──────── Exercise materials

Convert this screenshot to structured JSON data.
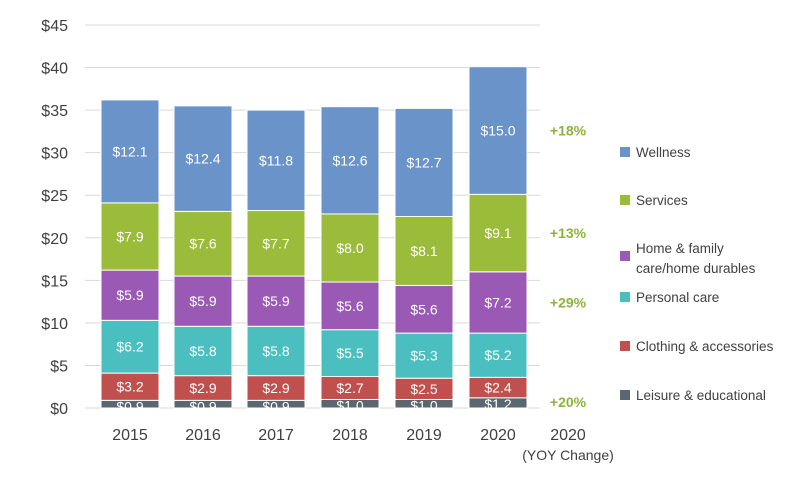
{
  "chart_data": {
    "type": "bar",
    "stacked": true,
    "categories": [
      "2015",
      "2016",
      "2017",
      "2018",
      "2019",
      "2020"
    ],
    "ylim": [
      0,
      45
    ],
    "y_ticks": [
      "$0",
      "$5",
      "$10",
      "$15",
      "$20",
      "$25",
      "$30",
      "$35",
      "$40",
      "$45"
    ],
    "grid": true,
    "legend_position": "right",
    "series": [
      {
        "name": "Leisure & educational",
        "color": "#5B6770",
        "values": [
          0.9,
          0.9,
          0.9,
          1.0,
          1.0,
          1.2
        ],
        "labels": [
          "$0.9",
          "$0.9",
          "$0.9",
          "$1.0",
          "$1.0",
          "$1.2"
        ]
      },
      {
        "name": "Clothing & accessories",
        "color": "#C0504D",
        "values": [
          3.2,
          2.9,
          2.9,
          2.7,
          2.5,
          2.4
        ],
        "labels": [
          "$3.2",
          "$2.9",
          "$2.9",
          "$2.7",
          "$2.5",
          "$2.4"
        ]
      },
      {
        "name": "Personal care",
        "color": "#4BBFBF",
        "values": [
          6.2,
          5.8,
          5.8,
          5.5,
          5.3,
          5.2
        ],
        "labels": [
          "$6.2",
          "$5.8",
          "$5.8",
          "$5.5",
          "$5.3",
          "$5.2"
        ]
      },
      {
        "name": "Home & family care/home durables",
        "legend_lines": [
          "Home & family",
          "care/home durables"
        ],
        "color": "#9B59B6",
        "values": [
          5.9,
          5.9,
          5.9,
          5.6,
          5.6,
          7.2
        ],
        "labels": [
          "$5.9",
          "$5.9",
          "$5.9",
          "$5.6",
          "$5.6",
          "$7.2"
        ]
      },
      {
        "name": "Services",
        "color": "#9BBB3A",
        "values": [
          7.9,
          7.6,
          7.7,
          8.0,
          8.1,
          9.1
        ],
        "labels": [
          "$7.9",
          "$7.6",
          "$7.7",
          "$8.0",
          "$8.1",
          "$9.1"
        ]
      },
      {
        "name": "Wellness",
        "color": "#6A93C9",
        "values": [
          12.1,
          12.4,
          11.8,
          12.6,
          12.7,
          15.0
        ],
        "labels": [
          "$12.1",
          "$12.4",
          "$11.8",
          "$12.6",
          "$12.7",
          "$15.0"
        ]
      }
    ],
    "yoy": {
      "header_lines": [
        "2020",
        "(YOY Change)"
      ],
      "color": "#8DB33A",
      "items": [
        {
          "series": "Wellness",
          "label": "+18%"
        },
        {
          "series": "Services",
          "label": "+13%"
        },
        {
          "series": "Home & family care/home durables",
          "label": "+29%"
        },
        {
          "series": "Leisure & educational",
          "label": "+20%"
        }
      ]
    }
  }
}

────────────────
──────── Exercise materials

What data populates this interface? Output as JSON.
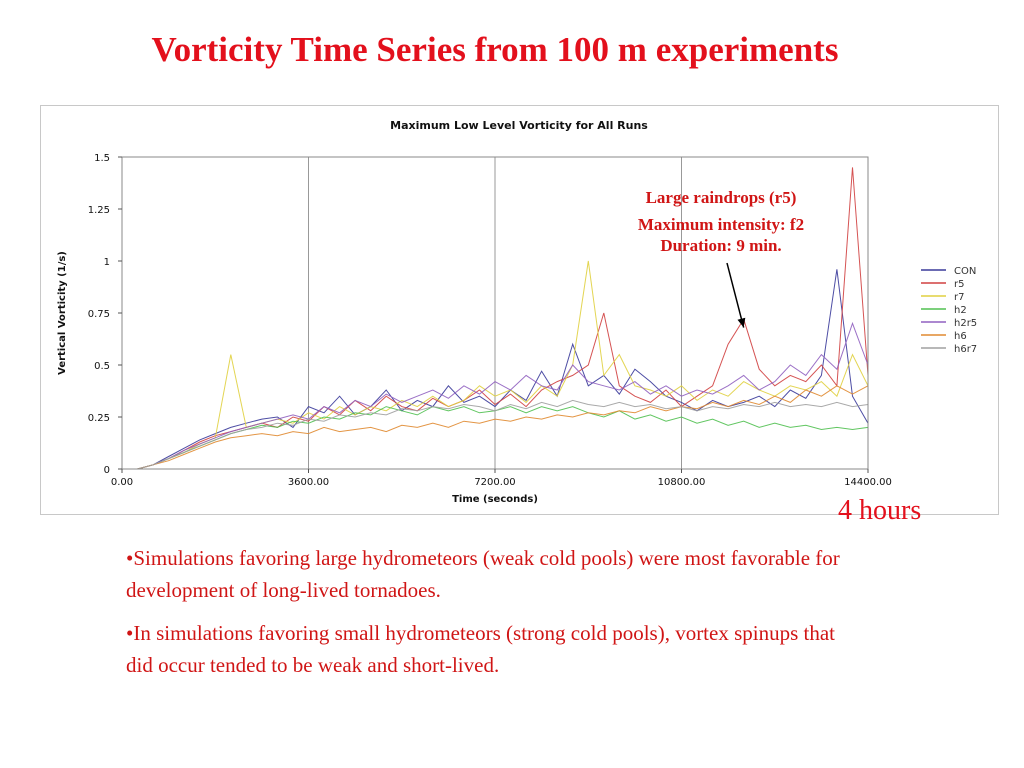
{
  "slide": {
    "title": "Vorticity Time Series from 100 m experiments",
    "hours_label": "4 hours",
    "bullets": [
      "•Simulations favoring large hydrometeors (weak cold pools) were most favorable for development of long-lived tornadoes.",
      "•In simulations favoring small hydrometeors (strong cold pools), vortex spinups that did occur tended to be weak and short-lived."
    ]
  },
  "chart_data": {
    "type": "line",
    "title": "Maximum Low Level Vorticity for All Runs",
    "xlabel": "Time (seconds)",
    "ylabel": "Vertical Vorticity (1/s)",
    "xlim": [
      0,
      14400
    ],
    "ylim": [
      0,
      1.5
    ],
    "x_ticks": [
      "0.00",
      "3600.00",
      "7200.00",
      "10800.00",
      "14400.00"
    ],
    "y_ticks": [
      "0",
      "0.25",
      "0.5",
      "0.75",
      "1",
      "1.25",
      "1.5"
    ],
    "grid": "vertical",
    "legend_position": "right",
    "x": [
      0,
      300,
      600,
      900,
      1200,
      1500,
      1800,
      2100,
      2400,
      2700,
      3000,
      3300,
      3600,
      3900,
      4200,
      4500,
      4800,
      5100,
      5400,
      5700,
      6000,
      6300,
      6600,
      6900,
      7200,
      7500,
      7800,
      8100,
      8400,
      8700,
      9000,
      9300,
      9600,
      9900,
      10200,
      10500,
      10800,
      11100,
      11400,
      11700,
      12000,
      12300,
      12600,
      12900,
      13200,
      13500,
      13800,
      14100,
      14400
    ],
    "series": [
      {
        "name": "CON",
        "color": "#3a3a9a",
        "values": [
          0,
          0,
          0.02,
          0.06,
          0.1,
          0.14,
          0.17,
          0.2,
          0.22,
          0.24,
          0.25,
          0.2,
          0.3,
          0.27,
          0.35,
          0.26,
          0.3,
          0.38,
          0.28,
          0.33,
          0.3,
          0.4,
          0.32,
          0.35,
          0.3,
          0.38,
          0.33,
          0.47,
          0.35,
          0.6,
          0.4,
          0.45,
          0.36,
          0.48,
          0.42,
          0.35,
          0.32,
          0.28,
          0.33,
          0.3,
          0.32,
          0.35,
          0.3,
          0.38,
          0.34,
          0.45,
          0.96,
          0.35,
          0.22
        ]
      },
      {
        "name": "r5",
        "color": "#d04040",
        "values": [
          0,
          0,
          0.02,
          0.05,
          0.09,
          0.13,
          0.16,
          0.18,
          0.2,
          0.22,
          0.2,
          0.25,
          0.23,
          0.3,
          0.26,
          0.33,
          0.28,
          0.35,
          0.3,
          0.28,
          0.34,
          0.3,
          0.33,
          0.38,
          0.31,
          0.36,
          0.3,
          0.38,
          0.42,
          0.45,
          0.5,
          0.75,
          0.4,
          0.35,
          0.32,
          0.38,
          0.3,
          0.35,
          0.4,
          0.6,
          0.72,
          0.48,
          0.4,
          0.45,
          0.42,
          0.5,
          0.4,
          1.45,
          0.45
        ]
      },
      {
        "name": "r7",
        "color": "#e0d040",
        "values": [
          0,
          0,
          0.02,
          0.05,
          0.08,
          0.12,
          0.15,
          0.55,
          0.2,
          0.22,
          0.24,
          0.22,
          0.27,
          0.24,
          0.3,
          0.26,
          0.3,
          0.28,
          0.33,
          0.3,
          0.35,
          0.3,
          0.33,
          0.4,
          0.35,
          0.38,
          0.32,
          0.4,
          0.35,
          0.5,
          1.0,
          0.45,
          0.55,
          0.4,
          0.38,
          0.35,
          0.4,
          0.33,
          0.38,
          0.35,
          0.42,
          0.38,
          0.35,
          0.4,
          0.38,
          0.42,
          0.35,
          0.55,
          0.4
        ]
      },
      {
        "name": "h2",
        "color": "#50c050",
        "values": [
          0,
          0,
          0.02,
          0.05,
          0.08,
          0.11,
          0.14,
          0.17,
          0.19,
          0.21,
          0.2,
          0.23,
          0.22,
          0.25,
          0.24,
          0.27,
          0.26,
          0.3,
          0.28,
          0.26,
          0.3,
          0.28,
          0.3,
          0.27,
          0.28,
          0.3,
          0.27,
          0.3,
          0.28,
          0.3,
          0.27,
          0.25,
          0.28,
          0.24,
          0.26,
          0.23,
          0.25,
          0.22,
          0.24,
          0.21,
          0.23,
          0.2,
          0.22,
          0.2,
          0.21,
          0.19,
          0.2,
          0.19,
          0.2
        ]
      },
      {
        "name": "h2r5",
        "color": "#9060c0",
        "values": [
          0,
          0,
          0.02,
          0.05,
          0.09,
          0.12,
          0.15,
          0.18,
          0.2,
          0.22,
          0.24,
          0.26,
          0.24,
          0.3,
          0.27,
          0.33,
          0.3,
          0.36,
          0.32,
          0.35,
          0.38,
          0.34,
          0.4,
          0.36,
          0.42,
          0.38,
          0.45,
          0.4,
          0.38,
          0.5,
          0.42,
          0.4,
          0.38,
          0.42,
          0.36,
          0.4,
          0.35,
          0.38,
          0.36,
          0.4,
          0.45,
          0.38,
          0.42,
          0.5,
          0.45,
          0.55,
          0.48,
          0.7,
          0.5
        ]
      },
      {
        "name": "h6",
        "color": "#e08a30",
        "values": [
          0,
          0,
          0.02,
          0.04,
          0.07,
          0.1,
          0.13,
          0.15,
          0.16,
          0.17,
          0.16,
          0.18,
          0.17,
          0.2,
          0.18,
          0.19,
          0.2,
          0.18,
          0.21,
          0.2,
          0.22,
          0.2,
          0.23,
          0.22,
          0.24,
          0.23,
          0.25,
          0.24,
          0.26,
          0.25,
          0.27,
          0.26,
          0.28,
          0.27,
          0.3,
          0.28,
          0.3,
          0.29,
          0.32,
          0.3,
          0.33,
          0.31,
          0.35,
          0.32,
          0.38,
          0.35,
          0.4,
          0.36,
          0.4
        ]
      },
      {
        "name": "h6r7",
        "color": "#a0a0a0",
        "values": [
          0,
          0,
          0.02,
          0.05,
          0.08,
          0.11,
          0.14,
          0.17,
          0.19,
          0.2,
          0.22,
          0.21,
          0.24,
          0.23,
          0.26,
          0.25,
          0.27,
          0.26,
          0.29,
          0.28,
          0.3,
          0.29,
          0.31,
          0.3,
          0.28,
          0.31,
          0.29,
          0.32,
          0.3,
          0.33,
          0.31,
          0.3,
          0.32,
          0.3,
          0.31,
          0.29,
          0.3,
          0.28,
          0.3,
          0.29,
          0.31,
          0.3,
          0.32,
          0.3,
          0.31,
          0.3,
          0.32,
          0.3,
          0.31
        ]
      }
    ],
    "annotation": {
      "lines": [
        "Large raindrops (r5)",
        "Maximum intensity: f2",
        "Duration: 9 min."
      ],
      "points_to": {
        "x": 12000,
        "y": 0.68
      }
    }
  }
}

────────────────

Pull out all lines containing the word "hydrometeors" from the entries above.

      "•Simulations favoring large hydrometeors (weak cold pools) were most favorable for development of long-lived tornadoes.",
      "•In simulations favoring small hydrometeors (strong cold pools), vortex spinups that did occur tended to be weak and short-lived."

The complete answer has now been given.